Exclude the pictures and reproduce the remaining data exactly as written.

(Stored data entries)
• • •

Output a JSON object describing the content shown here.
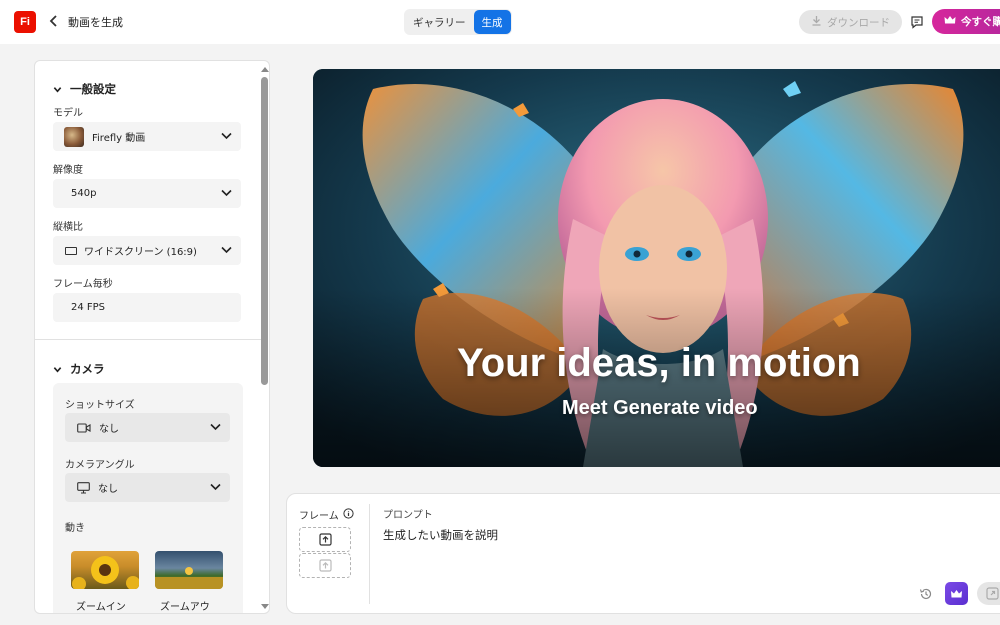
{
  "header": {
    "logo_text": "Fi",
    "title": "動画を生成",
    "tabs": [
      {
        "label": "ギャラリー",
        "active": false
      },
      {
        "label": "生成",
        "active": true
      }
    ],
    "download_label": "ダウンロード",
    "buy_label": "今すぐ購入"
  },
  "sidebar": {
    "general": {
      "title": "一般設定",
      "model_label": "モデル",
      "model_value": "Firefly 動画",
      "resolution_label": "解像度",
      "resolution_value": "540p",
      "aspect_label": "縦横比",
      "aspect_value": "ワイドスクリーン (16:9)",
      "fps_label": "フレーム毎秒",
      "fps_value": "24 FPS"
    },
    "camera": {
      "title": "カメラ",
      "shot_label": "ショットサイズ",
      "shot_value": "なし",
      "angle_label": "カメラアングル",
      "angle_value": "なし",
      "motion_label": "動き",
      "motion_options": [
        "ズームイン",
        "ズームアウ"
      ]
    }
  },
  "hero": {
    "title": "Your ideas, in motion",
    "subtitle": "Meet Generate video"
  },
  "prompt": {
    "frame_label": "フレーム",
    "prompt_label": "プロンプト",
    "placeholder": "生成したい動画を説明"
  },
  "colors": {
    "accent_blue": "#1473e6",
    "logo_red": "#eb1000",
    "buy_pink": "#d6279c",
    "premium_purple": "#6a3be0"
  },
  "icons": [
    "back-icon",
    "download-icon",
    "feedback-icon",
    "crown-icon",
    "chevron-down-icon",
    "info-icon",
    "upload-icon",
    "history-icon",
    "video-camera-icon",
    "monitor-icon",
    "aspect-ratio-icon"
  ]
}
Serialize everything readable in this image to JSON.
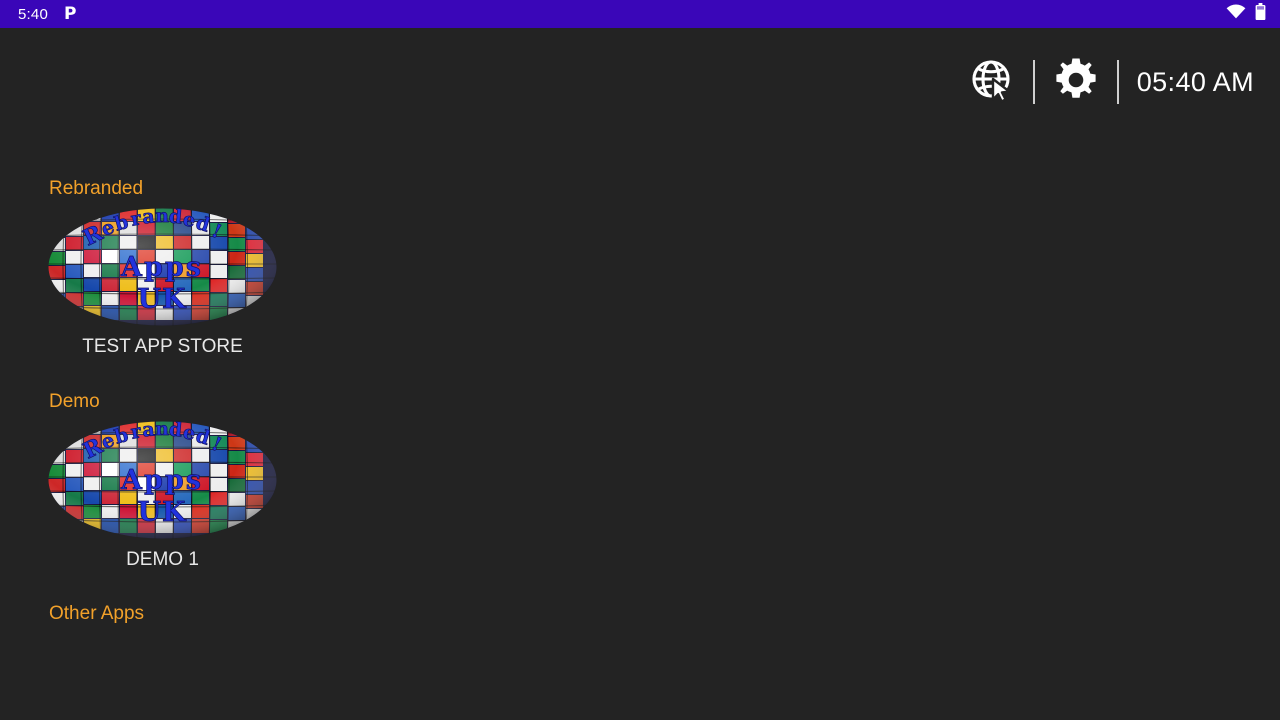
{
  "status_bar": {
    "clock": "5:40",
    "notification_glyph": "P",
    "icons": [
      "wifi-icon",
      "battery-icon"
    ],
    "background_color": "#3A06B8"
  },
  "app_bar": {
    "globe_cursor_icon": "globe-cursor-icon",
    "settings_icon": "gear-icon",
    "time": "05:40 AM"
  },
  "theme": {
    "background_color": "#232323",
    "section_header_color": "#F2A12A",
    "label_color": "#E8E8E8"
  },
  "logo": {
    "name": "rebranded-apps-uk-logo",
    "text_line_1": "Rebranded",
    "text_line_2": "Apps",
    "text_line_3": "UK",
    "text_color": "#2233DD"
  },
  "sections": [
    {
      "header": "Rebranded",
      "apps": [
        {
          "label": "TEST APP STORE"
        }
      ]
    },
    {
      "header": "Demo",
      "apps": [
        {
          "label": "DEMO 1"
        }
      ]
    },
    {
      "header": "Other Apps",
      "apps": []
    }
  ]
}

• • •

● **Task result**:
Output a JSON object describing the content shown here.
{
  "header": {
    "logo_text": "Fi",
    "title": "動画を生成",
    "tabs": [
      {
        "label": "ギャラリー",
        "active": false
      },
      {
        "label": "生成",
        "active": true
      }
    ],
    "download_label": "ダウンロード",
    "buy_label": "今すぐ購入"
  },
  "sidebar": {
    "general": {
      "title": "一般設定",
      "model_label": "モデル",
      "model_value": "Firefly 動画",
      "resolution_label": "解像度",
      "resolution_value": "540p",
      "aspect_label": "縦横比",
      "aspect_value": "ワイドスクリーン (16:9)",
      "fps_label": "フレーム毎秒",
      "fps_value": "24 FPS"
    },
    "camera": {
      "title": "カメラ",
      "shot_label": "ショットサイズ",
      "shot_value": "なし",
      "angle_label": "カメラアングル",
      "angle_value": "なし",
      "motion_label": "動き",
      "motion_options": [
        "ズームイン",
        "ズームアウ"
      ]
    }
  },
  "hero": {
    "title": "Your ideas, in motion",
    "subtitle": "Meet Generate video"
  },
  "prompt": {
    "frame_label": "フレーム",
    "prompt_label": "プロンプト",
    "placeholder": "生成したい動画を説明"
  },
  "colors": {
    "accent_blue": "#1473e6",
    "logo_red": "#eb1000",
    "buy_pink": "#d6279c",
    "premium_purple": "#6a3be0"
  },
  "icons": [
    "back-icon",
    "download-icon",
    "feedback-icon",
    "crown-icon",
    "chevron-down-icon",
    "info-icon",
    "upload-icon",
    "history-icon",
    "video-camera-icon",
    "monitor-icon",
    "aspect-ratio-icon"
  ]
}
Serialize everything readable in this image to JSON.
{
  "status_bar": {
    "clock": "5:40",
    "notification_glyph": "P",
    "icons": [
      "wifi-icon",
      "battery-icon"
    ],
    "background_color": "#3A06B8"
  },
  "app_bar": {
    "globe_cursor_icon": "globe-cursor-icon",
    "settings_icon": "gear-icon",
    "time": "05:40 AM"
  },
  "theme": {
    "background_color": "#232323",
    "section_header_color": "#F2A12A",
    "label_color": "#E8E8E8"
  },
  "logo": {
    "name": "rebranded-apps-uk-logo",
    "text_line_1": "Rebranded",
    "text_line_2": "Apps",
    "text_line_3": "UK",
    "text_color": "#2233DD"
  },
  "sections": [
    {
      "header": "Rebranded",
      "apps": [
        {
          "label": "TEST APP STORE"
        }
      ]
    },
    {
      "header": "Demo",
      "apps": [
        {
          "label": "DEMO 1"
        }
      ]
    },
    {
      "header": "Other Apps",
      "apps": []
    }
  ]
}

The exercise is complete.